DAFTAR TUGAS:
a) Dari kutipan tentang miras, tuliskan semua sebutan yang dipakai untuk minuman yang diharamkan.
b) Lanjutkan kutipan tentang miras mulai dari kalimat terakhirnya.

KUTIPAN SUMBER:
■ ■ ■ ■

Selama bisa menghasilkan manfaat terlebih keuntungan materi, mereka tidak akan menghiraukan dampak berbahaya yang ditimbulkan akibat mengonsumsi miras. Tidak hanya merugikan kesehatan dan akal, miras juga adalah penyebab pintu-pintu kejahatan lain akan terbuka. 

Miras Haram, Islam Memberikan Solusi 

Dalam Islam, salah satu minuman yang diharamkan Allah SWT. adalah khamr atau dengan kata lain adalah minuman keras (miras), dan tidak ada perbedaan pendapat di antara para ulama tentang keharamannya.

■ ■ ■ ■

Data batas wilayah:
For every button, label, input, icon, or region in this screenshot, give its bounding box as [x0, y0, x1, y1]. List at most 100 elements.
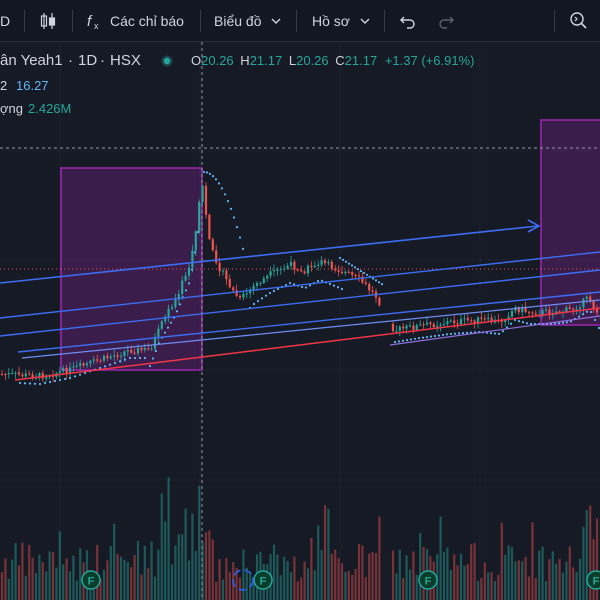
sar-dot: [338, 256, 342, 260]
interval-button[interactable]: D: [0, 0, 10, 42]
fundamental-event-marker[interactable]: F: [81, 570, 101, 590]
candle-body: [402, 326, 405, 329]
volume-bar: [289, 572, 293, 600]
volume-bar: [439, 516, 442, 600]
volume-bar: [99, 578, 102, 600]
indicator-label[interactable]: 2: [0, 78, 8, 93]
sar-dot: [421, 336, 425, 339]
candle-body: [551, 314, 554, 316]
volume-bar: [65, 558, 68, 600]
volume-bar: [524, 556, 527, 600]
candles-chart-type-button[interactable]: [38, 0, 58, 42]
candle-body: [541, 310, 544, 315]
sar-dot: [433, 334, 437, 338]
sar-dot: [138, 356, 142, 360]
candle-body: [347, 271, 350, 273]
volume-bar: [592, 539, 595, 600]
volume-bar: [130, 567, 133, 600]
candle-body: [211, 239, 214, 251]
channel-line[interactable]: [0, 269, 600, 337]
volume-label[interactable]: ợng: [0, 101, 23, 116]
volume-bar: [337, 558, 340, 600]
trend-line-arrow[interactable]: [0, 225, 539, 284]
market-status-icon[interactable]: [161, 52, 173, 72]
volume-bar: [17, 565, 21, 600]
channel-line[interactable]: [21, 299, 600, 359]
sar-dot: [585, 310, 589, 313]
high-value: 21.17: [249, 53, 283, 68]
volume-bar: [126, 561, 129, 600]
channel-line[interactable]: [389, 315, 600, 346]
fundamental-event-marker[interactable]: F: [253, 570, 273, 590]
volume-bar: [242, 549, 245, 600]
volume-bar: [194, 550, 197, 600]
profile-menu-button[interactable]: Hồ sơ: [312, 0, 372, 42]
candle-body: [340, 271, 344, 274]
candle-body: [126, 349, 129, 352]
rectangle-drawing[interactable]: [540, 119, 600, 326]
volume-bar: [38, 554, 41, 600]
candle-body: [266, 275, 269, 279]
candle-body: [337, 270, 340, 272]
volume-bar: [293, 556, 296, 600]
volume-bar: [272, 544, 276, 600]
candle-body: [456, 323, 459, 325]
candle-body: [575, 308, 578, 310]
candle-body: [323, 260, 327, 264]
volume-bar: [483, 562, 486, 600]
low-value: 20.26: [296, 53, 329, 68]
candle-body: [28, 373, 31, 375]
sar-dot: [232, 216, 236, 219]
undo-button[interactable]: [398, 0, 418, 42]
fundamental-event-marker[interactable]: F: [418, 570, 438, 590]
candle-body: [439, 324, 442, 326]
sar-dot: [409, 338, 413, 341]
volume-bar: [320, 550, 323, 600]
fundamental-event-marker[interactable]: F: [586, 570, 600, 590]
candle-body: [51, 375, 55, 377]
volume-bar: [463, 565, 466, 600]
sar-dot: [393, 340, 397, 344]
candle-body: [371, 290, 374, 292]
volume-bar: [184, 508, 187, 600]
candle-body: [136, 347, 140, 354]
sar-dot: [33, 382, 37, 385]
event-indicator-icon[interactable]: [232, 569, 254, 591]
arrow-head-icon: [527, 219, 541, 233]
sar-dot: [260, 297, 264, 300]
candlestick-series: [0, 182, 599, 382]
volume-bar: [514, 561, 517, 600]
sar-dot: [83, 371, 87, 375]
candle-body: [72, 366, 75, 368]
candle-body: [592, 301, 595, 309]
quick-search-button[interactable]: [568, 0, 590, 42]
redo-button[interactable]: [436, 0, 456, 42]
volume-bar: [177, 534, 180, 600]
candle-body: [572, 308, 575, 310]
sar-dot: [449, 332, 453, 336]
candle-body: [425, 322, 429, 325]
support-trend-line[interactable]: [14, 307, 600, 381]
indicators-button[interactable]: f x Các chỉ báo: [86, 0, 184, 42]
candle-body: [595, 308, 599, 313]
candle-body: [58, 371, 61, 374]
sar-dot: [340, 287, 344, 291]
candle-body: [218, 262, 221, 272]
change-value: +1.37 (+6.91%): [384, 53, 475, 68]
candle-body: [259, 282, 262, 284]
marker-label: F: [88, 576, 95, 588]
sar-dot: [565, 321, 569, 324]
channel-line[interactable]: [0, 251, 600, 319]
candle-body: [480, 317, 483, 319]
candle-body: [303, 271, 306, 274]
candle-body: [510, 310, 514, 317]
chart-type-menu-button[interactable]: Biểu đồ: [214, 0, 283, 42]
symbol-name[interactable]: ân Yeah1: [0, 52, 63, 69]
sar-dot: [489, 332, 493, 335]
volume-bar: [456, 565, 459, 600]
volume-bar: [109, 546, 112, 600]
channel-line[interactable]: [17, 291, 600, 353]
candle-body: [82, 363, 85, 366]
volume-bar: [351, 574, 354, 600]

■ ■ ■ ■

HASIL TIAP TUGAS:
a) khamr, minuman keras, miras

b)
Allah Azza Wa Jalla berfirman, 
"Hai orang-orang yang beriman, sesungguhnya (meminum) khamr, berjudi, (berkorban untuk) berhala, mengundi nasib dengan panah adalah perbuatan keji termasuk perbuatan setan. Maka jauhilah perbuatan-perbuatan itu agar kamu mendapat keberuntungan"(TQS. Al-Maidah [5]: 90) 

Hadis lain juga menyebutkan bahwa Rasulullah SAW. melaknat sepuluh golongan orang yang terlibat dengan miras, pemeras buahnya, yang minta dibuatkan, yang mengantarkan minumannya, yang minta diantarkan, yang menuangkannya, yang memesannya, orang yang membelinya, yang minta dibelikan, yang meminumnya hingga yang memakan harganya (HR. Tarmizi dan Ibnu Majah). 

Sangat tegas dalil keharaman miras ini. Maka tidak ada alasan apapun bagi manusia untuk tetap mengukuhkan hubungannya dengan miras, apalagi dengan dalih materi (ekonomi). 

Suatu kepastian bahwa miras dengan segala dampak buruknya tidak akan hilang dalam kehidupan jika yang direngkuh negara masih sistem kapitalisme sekularisme.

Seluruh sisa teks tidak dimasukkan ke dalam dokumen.